- [What this task involves]: Copy the records that follow exactly as written, but not their pictures.

□ □ □ □

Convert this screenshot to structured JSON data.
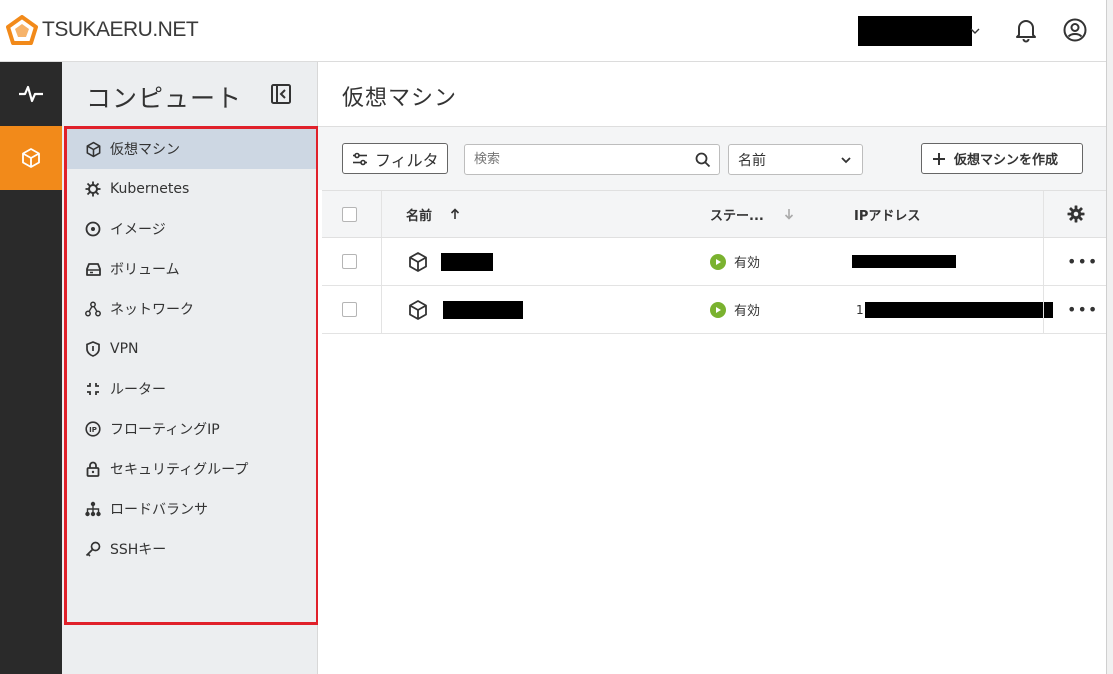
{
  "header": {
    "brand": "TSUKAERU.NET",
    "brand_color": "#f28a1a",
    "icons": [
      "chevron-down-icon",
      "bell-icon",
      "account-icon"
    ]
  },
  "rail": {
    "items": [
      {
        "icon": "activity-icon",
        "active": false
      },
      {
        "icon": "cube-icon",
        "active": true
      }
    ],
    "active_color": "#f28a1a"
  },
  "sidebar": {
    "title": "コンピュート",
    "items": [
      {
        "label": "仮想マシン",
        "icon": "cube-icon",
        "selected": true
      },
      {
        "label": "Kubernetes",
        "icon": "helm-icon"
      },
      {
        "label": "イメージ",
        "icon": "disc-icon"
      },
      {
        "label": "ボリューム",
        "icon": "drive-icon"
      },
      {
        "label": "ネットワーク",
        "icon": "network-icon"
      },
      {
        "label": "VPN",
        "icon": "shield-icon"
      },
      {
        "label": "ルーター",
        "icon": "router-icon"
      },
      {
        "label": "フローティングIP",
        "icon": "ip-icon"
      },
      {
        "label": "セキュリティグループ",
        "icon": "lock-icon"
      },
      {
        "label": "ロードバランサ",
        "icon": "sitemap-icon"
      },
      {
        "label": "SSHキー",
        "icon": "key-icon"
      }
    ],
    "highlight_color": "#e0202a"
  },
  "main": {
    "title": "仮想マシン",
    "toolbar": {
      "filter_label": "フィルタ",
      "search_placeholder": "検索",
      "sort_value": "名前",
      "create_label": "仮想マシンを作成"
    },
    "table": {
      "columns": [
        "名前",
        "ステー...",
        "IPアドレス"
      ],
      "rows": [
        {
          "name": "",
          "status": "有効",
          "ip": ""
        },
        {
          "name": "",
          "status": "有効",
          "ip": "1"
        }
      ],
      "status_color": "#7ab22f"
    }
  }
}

□ □ □ □

- [Output of the exercise]:
Convert this screenshot to structured JSON data.
{
  "header": {
    "brand": "TSUKAERU.NET",
    "brand_color": "#f28a1a",
    "icons": [
      "chevron-down-icon",
      "bell-icon",
      "account-icon"
    ]
  },
  "rail": {
    "items": [
      {
        "icon": "activity-icon",
        "active": false
      },
      {
        "icon": "cube-icon",
        "active": true
      }
    ],
    "active_color": "#f28a1a"
  },
  "sidebar": {
    "title": "コンピュート",
    "items": [
      {
        "label": "仮想マシン",
        "icon": "cube-icon",
        "selected": true
      },
      {
        "label": "Kubernetes",
        "icon": "helm-icon"
      },
      {
        "label": "イメージ",
        "icon": "disc-icon"
      },
      {
        "label": "ボリューム",
        "icon": "drive-icon"
      },
      {
        "label": "ネットワーク",
        "icon": "network-icon"
      },
      {
        "label": "VPN",
        "icon": "shield-icon"
      },
      {
        "label": "ルーター",
        "icon": "router-icon"
      },
      {
        "label": "フローティングIP",
        "icon": "ip-icon"
      },
      {
        "label": "セキュリティグループ",
        "icon": "lock-icon"
      },
      {
        "label": "ロードバランサ",
        "icon": "sitemap-icon"
      },
      {
        "label": "SSHキー",
        "icon": "key-icon"
      }
    ],
    "highlight_color": "#e0202a"
  },
  "main": {
    "title": "仮想マシン",
    "toolbar": {
      "filter_label": "フィルタ",
      "search_placeholder": "検索",
      "sort_value": "名前",
      "create_label": "仮想マシンを作成"
    },
    "table": {
      "columns": [
        "名前",
        "ステー...",
        "IPアドレス"
      ],
      "rows": [
        {
          "name": "",
          "status": "有効",
          "ip": ""
        },
        {
          "name": "",
          "status": "有効",
          "ip": "1"
        }
      ],
      "status_color": "#7ab22f"
    }
  }
}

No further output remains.